Restate each entry word for word, leaving nothing out.

------------------------------

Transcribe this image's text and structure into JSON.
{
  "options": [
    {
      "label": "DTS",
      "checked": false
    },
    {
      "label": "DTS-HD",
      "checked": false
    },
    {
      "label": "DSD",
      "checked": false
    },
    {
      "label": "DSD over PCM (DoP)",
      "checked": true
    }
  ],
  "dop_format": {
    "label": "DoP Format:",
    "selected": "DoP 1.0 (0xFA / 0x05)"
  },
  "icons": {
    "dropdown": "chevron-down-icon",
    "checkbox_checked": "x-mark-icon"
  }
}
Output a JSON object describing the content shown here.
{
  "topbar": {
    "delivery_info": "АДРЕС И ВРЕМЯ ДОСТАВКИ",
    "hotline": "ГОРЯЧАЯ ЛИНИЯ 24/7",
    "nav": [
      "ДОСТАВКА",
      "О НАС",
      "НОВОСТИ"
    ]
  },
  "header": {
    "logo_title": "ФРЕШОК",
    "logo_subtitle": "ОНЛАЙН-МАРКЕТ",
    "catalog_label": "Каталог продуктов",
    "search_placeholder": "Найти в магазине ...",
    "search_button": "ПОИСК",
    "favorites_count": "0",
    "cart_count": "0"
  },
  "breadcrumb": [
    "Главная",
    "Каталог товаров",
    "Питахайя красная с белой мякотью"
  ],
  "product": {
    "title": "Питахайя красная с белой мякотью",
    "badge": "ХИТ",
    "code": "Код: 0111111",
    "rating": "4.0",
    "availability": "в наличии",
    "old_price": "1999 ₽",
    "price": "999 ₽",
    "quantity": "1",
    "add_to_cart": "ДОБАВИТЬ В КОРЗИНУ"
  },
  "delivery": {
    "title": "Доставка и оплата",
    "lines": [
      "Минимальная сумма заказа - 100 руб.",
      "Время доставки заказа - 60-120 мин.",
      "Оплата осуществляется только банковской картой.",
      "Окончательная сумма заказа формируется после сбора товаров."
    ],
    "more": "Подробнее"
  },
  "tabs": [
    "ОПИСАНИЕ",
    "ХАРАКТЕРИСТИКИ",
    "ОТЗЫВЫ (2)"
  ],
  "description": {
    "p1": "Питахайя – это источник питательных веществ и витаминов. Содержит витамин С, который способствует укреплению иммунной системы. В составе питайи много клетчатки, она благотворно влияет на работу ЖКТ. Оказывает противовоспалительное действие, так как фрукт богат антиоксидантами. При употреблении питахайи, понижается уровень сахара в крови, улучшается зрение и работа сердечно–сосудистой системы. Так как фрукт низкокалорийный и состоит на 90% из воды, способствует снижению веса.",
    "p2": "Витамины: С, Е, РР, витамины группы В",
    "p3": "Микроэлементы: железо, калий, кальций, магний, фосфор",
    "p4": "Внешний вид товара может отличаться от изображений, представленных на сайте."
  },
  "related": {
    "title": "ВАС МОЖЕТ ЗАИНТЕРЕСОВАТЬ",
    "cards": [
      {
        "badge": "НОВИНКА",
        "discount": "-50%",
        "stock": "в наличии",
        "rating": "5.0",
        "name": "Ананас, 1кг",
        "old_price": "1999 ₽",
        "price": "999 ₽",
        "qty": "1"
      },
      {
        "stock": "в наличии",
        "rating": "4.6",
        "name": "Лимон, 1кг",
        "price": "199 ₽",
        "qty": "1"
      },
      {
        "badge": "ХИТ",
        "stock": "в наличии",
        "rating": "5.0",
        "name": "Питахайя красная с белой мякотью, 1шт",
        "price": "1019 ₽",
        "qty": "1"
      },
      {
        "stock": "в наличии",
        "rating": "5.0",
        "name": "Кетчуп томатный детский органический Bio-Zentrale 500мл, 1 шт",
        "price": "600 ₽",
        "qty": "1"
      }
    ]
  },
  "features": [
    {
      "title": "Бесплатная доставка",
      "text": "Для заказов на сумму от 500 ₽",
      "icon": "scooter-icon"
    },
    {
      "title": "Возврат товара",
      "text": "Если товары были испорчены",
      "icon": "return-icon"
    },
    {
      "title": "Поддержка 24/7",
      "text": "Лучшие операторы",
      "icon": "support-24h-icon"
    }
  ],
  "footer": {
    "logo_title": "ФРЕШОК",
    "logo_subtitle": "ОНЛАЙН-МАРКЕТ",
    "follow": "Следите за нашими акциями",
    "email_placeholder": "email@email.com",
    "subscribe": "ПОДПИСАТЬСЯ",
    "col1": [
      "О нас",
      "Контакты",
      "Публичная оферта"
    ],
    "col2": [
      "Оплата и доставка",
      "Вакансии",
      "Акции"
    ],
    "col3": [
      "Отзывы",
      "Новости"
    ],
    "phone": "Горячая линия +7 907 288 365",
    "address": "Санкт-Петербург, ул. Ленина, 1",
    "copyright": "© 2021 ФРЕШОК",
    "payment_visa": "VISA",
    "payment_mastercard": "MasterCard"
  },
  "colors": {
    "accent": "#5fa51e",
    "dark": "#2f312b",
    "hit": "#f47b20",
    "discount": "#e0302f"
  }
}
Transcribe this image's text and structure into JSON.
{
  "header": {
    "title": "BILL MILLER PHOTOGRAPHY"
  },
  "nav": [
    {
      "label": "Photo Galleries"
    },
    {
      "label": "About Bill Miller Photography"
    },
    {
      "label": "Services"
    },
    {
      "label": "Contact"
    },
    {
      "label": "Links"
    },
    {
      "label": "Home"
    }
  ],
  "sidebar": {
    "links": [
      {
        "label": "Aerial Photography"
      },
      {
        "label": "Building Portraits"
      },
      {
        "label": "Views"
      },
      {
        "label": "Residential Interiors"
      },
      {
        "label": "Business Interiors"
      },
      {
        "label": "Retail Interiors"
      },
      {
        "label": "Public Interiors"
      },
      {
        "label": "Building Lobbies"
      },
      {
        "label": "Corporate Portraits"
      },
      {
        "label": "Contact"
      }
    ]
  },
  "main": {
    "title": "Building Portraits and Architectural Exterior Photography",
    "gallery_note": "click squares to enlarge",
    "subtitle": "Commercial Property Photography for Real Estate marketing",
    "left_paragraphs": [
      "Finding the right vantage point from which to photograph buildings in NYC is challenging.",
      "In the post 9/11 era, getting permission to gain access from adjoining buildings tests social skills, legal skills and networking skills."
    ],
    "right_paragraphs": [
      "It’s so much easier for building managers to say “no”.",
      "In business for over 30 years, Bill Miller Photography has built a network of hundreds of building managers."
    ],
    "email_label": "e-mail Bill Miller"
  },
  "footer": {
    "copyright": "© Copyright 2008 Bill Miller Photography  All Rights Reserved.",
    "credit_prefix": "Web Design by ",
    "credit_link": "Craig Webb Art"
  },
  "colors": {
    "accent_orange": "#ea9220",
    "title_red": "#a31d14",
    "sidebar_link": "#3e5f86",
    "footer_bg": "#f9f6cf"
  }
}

------------------------------

**SOLVED PROBLEM**:
Transcribe this image's text and structure into JSON.
{
  "options": [
    {
      "label": "DTS",
      "checked": false
    },
    {
      "label": "DTS-HD",
      "checked": false
    },
    {
      "label": "DSD",
      "checked": false
    },
    {
      "label": "DSD over PCM (DoP)",
      "checked": true
    }
  ],
  "dop_format": {
    "label": "DoP Format:",
    "selected": "DoP 1.0 (0xFA / 0x05)"
  },
  "icons": {
    "dropdown": "chevron-down-icon",
    "checkbox_checked": "x-mark-icon"
  }
}
Output a JSON object describing the content shown here.
{
  "topbar": {
    "delivery_info": "АДРЕС И ВРЕМЯ ДОСТАВКИ",
    "hotline": "ГОРЯЧАЯ ЛИНИЯ 24/7",
    "nav": [
      "ДОСТАВКА",
      "О НАС",
      "НОВОСТИ"
    ]
  },
  "header": {
    "logo_title": "ФРЕШОК",
    "logo_subtitle": "ОНЛАЙН-МАРКЕТ",
    "catalog_label": "Каталог продуктов",
    "search_placeholder": "Найти в магазине ...",
    "search_button": "ПОИСК",
    "favorites_count": "0",
    "cart_count": "0"
  },
  "breadcrumb": [
    "Главная",
    "Каталог товаров",
    "Питахайя красная с белой мякотью"
  ],
  "product": {
    "title": "Питахайя красная с белой мякотью",
    "badge": "ХИТ",
    "code": "Код: 0111111",
    "rating": "4.0",
    "availability": "в наличии",
    "old_price": "1999 ₽",
    "price": "999 ₽",
    "quantity": "1",
    "add_to_cart": "ДОБАВИТЬ В КОРЗИНУ"
  },
  "delivery": {
    "title": "Доставка и оплата",
    "lines": [
      "Минимальная сумма заказа - 100 руб.",
      "Время доставки заказа - 60-120 мин.",
      "Оплата осуществляется только банковской картой.",
      "Окончательная сумма заказа формируется после сбора товаров."
    ],
    "more": "Подробнее"
  },
  "tabs": [
    "ОПИСАНИЕ",
    "ХАРАКТЕРИСТИКИ",
    "ОТЗЫВЫ (2)"
  ],
  "description": {
    "p1": "Питахайя – это источник питательных веществ и витаминов. Содержит витамин С, который способствует укреплению иммунной системы. В составе питайи много клетчатки, она благотворно влияет на работу ЖКТ. Оказывает противовоспалительное действие, так как фрукт богат антиоксидантами. При употреблении питахайи, понижается уровень сахара в крови, улучшается зрение и работа сердечно–сосудистой системы. Так как фрукт низкокалорийный и состоит на 90% из воды, способствует снижению веса.",
    "p2": "Витамины: С, Е, РР, витамины группы В",
    "p3": "Микроэлементы: железо, калий, кальций, магний, фосфор",
    "p4": "Внешний вид товара может отличаться от изображений, представленных на сайте."
  },
  "related": {
    "title": "ВАС МОЖЕТ ЗАИНТЕРЕСОВАТЬ",
    "cards": [
      {
        "badge": "НОВИНКА",
        "discount": "-50%",
        "stock": "в наличии",
        "rating": "5.0",
        "name": "Ананас, 1кг",
        "old_price": "1999 ₽",
        "price": "999 ₽",
        "qty": "1"
      },
      {
        "stock": "в наличии",
        "rating": "4.6",
        "name": "Лимон, 1кг",
        "price": "199 ₽",
        "qty": "1"
      },
      {
        "badge": "ХИТ",
        "stock": "в наличии",
        "rating": "5.0",
        "name": "Питахайя красная с белой мякотью, 1шт",
        "price": "1019 ₽",
        "qty": "1"
      },
      {
        "stock": "в наличии",
        "rating": "5.0",
        "name": "Кетчуп томатный детский органический Bio-Zentrale 500мл, 1 шт",
        "price": "600 ₽",
        "qty": "1"
      }
    ]
  },
  "features": [
    {
      "title": "Бесплатная доставка",
      "text": "Для заказов на сумму от 500 ₽",
      "icon": "scooter-icon"
    },
    {
      "title": "Возврат товара",
      "text": "Если товары были испорчены",
      "icon": "return-icon"
    },
    {
      "title": "Поддержка 24/7",
      "text": "Лучшие операторы",
      "icon": "support-24h-icon"
    }
  ],
  "footer": {
    "logo_title": "ФРЕШОК",
    "logo_subtitle": "ОНЛАЙН-МАРКЕТ",
    "follow": "Следите за нашими акциями",
    "email_placeholder": "email@email.com",
    "subscribe": "ПОДПИСАТЬСЯ",
    "col1": [
      "О нас",
      "Контакты",
      "Публичная оферта"
    ],
    "col2": [
      "Оплата и доставка",
      "Вакансии",
      "Акции"
    ],
    "col3": [
      "Отзывы",
      "Новости"
    ],
    "phone": "Горячая линия +7 907 288 365",
    "address": "Санкт-Петербург, ул. Ленина, 1",
    "copyright": "© 2021 ФРЕШОК",
    "payment_visa": "VISA",
    "payment_mastercard": "MasterCard"
  },
  "colors": {
    "accent": "#5fa51e",
    "dark": "#2f312b",
    "hit": "#f47b20",
    "discount": "#e0302f"
  }
}
Transcribe this image's text and structure into JSON.
{
  "header": {
    "title": "BILL MILLER PHOTOGRAPHY"
  },
  "nav": [
    {
      "label": "Photo Galleries"
    },
    {
      "label": "About Bill Miller Photography"
    },
    {
      "label": "Services"
    },
    {
      "label": "Contact"
    },
    {
      "label": "Links"
    },
    {
      "label": "Home"
    }
  ],
  "sidebar": {
    "links": [
      {
        "label": "Aerial Photography"
      },
      {
        "label": "Building Portraits"
      },
      {
        "label": "Views"
      },
      {
        "label": "Residential Interiors"
      },
      {
        "label": "Business Interiors"
      },
      {
        "label": "Retail Interiors"
      },
      {
        "label": "Public Interiors"
      },
      {
        "label": "Building Lobbies"
      },
      {
        "label": "Corporate Portraits"
      },
      {
        "label": "Contact"
      }
    ]
  },
  "main": {
    "title": "Building Portraits and Architectural Exterior Photography",
    "gallery_note": "click squares to enlarge",
    "subtitle": "Commercial Property Photography for Real Estate marketing",
    "left_paragraphs": [
      "Finding the right vantage point from which to photograph buildings in NYC is challenging.",
      "In the post 9/11 era, getting permission to gain access from adjoining buildings tests social skills, legal skills and networking skills."
    ],
    "right_paragraphs": [
      "It’s so much easier for building managers to say “no”.",
      "In business for over 30 years, Bill Miller Photography has built a network of hundreds of building managers."
    ],
    "email_label": "e-mail Bill Miller"
  },
  "footer": {
    "copyright": "© Copyright 2008 Bill Miller Photography  All Rights Reserved.",
    "credit_prefix": "Web Design by ",
    "credit_link": "Craig Webb Art"
  },
  "colors": {
    "accent_orange": "#ea9220",
    "title_red": "#a31d14",
    "sidebar_link": "#3e5f86",
    "footer_bg": "#f9f6cf"
  }
}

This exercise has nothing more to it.